==== MATERIAL PROVIDED

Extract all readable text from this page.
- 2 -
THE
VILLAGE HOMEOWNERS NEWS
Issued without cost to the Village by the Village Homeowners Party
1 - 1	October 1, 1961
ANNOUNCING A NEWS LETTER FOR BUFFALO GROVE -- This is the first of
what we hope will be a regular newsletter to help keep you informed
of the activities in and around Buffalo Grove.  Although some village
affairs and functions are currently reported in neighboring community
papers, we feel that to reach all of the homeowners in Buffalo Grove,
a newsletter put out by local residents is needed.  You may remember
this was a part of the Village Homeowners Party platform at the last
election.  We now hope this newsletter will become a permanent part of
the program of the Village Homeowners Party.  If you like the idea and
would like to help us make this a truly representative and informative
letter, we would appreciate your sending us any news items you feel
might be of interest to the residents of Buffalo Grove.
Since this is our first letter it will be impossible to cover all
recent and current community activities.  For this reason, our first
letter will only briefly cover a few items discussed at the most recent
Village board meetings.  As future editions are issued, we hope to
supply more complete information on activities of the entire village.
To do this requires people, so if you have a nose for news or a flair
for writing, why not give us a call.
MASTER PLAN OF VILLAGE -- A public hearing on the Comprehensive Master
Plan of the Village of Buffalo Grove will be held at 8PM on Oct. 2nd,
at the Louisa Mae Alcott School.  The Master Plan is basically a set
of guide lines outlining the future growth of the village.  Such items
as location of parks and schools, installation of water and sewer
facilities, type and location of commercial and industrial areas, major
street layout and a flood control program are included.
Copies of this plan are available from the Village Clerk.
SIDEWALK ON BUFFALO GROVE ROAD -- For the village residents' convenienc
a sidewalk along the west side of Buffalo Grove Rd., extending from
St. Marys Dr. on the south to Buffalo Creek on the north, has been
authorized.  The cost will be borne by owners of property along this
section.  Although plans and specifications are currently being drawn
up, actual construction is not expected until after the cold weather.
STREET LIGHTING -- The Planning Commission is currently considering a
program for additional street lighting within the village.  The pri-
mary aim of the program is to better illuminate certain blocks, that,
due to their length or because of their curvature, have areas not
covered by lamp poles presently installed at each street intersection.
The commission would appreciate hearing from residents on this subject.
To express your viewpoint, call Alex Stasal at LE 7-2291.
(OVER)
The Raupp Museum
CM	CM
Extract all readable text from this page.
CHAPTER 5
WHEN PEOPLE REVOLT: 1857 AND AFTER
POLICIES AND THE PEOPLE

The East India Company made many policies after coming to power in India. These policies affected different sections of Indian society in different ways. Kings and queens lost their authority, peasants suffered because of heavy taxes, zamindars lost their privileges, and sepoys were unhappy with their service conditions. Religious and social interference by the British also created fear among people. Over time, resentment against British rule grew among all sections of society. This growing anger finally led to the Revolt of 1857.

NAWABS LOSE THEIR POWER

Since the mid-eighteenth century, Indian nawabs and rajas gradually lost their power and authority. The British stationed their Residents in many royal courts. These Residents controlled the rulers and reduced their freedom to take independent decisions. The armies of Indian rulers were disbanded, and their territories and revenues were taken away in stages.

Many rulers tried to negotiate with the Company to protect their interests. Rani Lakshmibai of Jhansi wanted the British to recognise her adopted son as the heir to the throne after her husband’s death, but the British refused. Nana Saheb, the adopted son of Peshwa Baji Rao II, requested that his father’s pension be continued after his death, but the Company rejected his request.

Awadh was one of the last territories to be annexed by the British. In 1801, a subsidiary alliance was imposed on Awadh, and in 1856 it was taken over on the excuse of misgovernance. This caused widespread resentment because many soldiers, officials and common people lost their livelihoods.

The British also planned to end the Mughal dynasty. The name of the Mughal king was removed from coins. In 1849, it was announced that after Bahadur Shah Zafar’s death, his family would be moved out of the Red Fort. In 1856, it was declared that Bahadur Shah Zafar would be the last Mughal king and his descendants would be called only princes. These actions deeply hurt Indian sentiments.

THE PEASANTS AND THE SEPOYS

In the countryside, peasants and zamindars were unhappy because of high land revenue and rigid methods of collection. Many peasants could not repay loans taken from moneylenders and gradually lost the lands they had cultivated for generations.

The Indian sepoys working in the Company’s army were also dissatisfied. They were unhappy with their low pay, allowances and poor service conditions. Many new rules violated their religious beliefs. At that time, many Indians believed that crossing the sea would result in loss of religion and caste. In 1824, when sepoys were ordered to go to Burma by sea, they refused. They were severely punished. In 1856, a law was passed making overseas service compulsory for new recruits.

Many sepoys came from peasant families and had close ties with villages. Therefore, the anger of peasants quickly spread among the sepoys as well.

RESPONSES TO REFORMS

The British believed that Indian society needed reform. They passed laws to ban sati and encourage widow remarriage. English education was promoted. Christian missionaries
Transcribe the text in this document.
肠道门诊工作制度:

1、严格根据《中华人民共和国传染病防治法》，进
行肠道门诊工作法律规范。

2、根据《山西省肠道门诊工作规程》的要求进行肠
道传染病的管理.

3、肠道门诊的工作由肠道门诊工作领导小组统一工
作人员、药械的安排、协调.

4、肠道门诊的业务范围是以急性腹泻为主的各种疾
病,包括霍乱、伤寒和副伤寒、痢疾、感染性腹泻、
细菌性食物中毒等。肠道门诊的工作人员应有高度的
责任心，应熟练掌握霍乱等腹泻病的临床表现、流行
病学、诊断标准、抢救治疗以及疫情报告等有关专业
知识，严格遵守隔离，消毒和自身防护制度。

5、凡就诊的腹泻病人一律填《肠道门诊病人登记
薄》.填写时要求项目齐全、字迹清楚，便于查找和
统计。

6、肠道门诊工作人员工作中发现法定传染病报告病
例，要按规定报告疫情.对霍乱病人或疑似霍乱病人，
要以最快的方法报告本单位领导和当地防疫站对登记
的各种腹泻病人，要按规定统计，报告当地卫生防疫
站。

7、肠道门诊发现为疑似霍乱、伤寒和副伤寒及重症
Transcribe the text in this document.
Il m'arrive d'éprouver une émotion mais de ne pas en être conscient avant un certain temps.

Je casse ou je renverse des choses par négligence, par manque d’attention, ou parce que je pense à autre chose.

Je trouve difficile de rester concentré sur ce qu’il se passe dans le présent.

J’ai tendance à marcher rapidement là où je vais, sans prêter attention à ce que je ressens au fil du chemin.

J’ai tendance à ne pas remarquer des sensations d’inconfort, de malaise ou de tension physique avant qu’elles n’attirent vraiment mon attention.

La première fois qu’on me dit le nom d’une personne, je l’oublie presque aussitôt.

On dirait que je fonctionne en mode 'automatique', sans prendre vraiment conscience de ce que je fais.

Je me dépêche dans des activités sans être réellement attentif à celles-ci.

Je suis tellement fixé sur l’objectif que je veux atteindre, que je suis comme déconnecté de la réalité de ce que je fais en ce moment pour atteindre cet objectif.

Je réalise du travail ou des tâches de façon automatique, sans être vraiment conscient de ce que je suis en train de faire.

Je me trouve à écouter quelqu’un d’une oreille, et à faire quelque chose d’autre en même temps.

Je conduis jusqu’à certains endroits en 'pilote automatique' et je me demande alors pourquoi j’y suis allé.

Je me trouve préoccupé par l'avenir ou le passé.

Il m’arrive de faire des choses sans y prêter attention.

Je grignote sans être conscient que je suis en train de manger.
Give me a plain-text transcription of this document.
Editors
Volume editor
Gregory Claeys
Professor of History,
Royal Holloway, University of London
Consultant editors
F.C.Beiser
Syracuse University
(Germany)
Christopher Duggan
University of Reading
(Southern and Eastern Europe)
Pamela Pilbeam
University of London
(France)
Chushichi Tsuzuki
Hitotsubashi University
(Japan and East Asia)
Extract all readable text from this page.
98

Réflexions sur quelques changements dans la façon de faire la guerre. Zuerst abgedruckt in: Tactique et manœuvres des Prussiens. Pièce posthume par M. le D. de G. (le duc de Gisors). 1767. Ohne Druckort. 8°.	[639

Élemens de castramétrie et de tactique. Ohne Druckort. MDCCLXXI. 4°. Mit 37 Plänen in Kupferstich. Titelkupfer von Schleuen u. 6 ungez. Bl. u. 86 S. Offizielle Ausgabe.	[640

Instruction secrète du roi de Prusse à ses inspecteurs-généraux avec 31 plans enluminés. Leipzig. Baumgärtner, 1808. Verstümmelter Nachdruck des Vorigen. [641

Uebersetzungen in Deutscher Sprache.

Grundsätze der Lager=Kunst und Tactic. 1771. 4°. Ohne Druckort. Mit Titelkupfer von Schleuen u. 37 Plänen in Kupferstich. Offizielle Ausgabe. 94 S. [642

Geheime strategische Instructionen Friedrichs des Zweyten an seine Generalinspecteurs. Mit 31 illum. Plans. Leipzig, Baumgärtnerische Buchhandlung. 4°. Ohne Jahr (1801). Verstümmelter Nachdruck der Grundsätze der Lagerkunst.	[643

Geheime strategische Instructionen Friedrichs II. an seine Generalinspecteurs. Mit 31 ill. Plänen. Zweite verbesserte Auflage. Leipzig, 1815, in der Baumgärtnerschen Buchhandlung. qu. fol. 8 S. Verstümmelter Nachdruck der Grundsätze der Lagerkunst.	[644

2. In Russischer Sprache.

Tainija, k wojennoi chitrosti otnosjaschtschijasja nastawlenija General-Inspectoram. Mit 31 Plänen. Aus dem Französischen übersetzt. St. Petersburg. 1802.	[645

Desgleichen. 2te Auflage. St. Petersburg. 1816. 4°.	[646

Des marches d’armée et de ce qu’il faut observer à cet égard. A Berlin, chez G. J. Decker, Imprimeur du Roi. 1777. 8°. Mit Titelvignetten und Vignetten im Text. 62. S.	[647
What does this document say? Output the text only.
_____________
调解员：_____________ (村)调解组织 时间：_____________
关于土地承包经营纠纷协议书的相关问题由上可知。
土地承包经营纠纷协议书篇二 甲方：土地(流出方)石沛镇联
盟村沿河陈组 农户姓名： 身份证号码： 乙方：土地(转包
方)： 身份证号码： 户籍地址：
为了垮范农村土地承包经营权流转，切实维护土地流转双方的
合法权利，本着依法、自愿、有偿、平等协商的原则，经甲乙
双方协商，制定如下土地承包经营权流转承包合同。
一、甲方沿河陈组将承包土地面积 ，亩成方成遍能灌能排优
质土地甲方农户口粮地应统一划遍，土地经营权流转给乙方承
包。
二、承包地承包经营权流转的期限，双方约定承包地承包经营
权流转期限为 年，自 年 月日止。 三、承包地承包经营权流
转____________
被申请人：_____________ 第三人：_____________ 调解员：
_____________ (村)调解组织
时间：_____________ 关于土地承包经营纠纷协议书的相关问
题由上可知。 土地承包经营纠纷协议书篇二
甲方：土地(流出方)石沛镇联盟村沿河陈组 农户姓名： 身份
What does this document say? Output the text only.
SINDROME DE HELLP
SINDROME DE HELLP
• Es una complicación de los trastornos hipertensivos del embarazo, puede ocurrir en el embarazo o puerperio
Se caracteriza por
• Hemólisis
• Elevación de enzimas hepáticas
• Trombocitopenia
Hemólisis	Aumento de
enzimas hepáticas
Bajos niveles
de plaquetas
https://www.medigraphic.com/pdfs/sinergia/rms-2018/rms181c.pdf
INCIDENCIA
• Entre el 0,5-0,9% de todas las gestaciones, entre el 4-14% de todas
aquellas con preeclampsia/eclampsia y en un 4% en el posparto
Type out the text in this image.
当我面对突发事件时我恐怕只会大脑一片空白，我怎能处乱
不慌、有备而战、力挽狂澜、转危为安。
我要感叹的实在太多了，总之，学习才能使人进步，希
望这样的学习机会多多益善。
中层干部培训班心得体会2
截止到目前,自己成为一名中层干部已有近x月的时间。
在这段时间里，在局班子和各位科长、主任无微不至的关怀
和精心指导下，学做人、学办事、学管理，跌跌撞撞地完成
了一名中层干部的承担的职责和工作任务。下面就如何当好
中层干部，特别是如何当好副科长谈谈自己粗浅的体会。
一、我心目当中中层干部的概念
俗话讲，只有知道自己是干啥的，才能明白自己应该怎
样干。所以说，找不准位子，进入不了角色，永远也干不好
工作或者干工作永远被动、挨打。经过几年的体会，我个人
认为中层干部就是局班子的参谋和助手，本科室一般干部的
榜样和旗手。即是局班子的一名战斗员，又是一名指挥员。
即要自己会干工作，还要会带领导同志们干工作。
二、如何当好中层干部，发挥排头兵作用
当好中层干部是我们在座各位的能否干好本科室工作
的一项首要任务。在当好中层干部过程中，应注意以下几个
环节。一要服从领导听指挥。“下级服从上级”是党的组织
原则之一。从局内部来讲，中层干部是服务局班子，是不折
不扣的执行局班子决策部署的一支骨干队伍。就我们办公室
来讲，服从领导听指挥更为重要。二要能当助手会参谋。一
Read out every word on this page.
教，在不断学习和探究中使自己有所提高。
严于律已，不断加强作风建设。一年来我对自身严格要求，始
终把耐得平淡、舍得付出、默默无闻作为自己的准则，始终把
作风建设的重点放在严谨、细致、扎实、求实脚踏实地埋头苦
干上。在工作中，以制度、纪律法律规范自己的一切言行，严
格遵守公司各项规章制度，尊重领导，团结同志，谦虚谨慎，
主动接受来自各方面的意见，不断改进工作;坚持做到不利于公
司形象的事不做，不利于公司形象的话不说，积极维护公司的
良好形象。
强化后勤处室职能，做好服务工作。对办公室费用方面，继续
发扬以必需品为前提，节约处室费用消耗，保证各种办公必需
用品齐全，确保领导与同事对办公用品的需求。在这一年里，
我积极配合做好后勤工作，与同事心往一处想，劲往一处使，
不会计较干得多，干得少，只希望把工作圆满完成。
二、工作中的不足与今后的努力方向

========

• **WHAT NEEDS TO BE DONE**: Set down nothing but the lines from the one with "Type out the text in this image." through the end of the records, keeping each line exactly as written and including both ends.

• **WRITTEN REPLY**:
Type out the text in this image.
当我面对突发事件时我恐怕只会大脑一片空白，我怎能处乱
不慌、有备而战、力挽狂澜、转危为安。
我要感叹的实在太多了，总之，学习才能使人进步，希
望这样的学习机会多多益善。
中层干部培训班心得体会2
截止到目前,自己成为一名中层干部已有近x月的时间。
在这段时间里，在局班子和各位科长、主任无微不至的关怀
和精心指导下，学做人、学办事、学管理，跌跌撞撞地完成
了一名中层干部的承担的职责和工作任务。下面就如何当好
中层干部，特别是如何当好副科长谈谈自己粗浅的体会。
一、我心目当中中层干部的概念
俗话讲，只有知道自己是干啥的，才能明白自己应该怎
样干。所以说，找不准位子，进入不了角色，永远也干不好
工作或者干工作永远被动、挨打。经过几年的体会，我个人
认为中层干部就是局班子的参谋和助手，本科室一般干部的
榜样和旗手。即是局班子的一名战斗员，又是一名指挥员。
即要自己会干工作，还要会带领导同志们干工作。
二、如何当好中层干部，发挥排头兵作用
当好中层干部是我们在座各位的能否干好本科室工作
的一项首要任务。在当好中层干部过程中，应注意以下几个
环节。一要服从领导听指挥。“下级服从上级”是党的组织
原则之一。从局内部来讲，中层干部是服务局班子，是不折
不扣的执行局班子决策部署的一支骨干队伍。就我们办公室
来讲，服从领导听指挥更为重要。二要能当助手会参谋。一
Read out every word on this page.
教，在不断学习和探究中使自己有所提高。
严于律已，不断加强作风建设。一年来我对自身严格要求，始
终把耐得平淡、舍得付出、默默无闻作为自己的准则，始终把
作风建设的重点放在严谨、细致、扎实、求实脚踏实地埋头苦
干上。在工作中，以制度、纪律法律规范自己的一切言行，严
格遵守公司各项规章制度，尊重领导，团结同志，谦虚谨慎，
主动接受来自各方面的意见，不断改进工作;坚持做到不利于公
司形象的事不做，不利于公司形象的话不说，积极维护公司的
良好形象。
强化后勤处室职能，做好服务工作。对办公室费用方面，继续
发扬以必需品为前提，节约处室费用消耗，保证各种办公必需
用品齐全，确保领导与同事对办公用品的需求。在这一年里，
我积极配合做好后勤工作，与同事心往一处想，劲往一处使，
不会计较干得多，干得少，只希望把工作圆满完成。
二、工作中的不足与今后的努力方向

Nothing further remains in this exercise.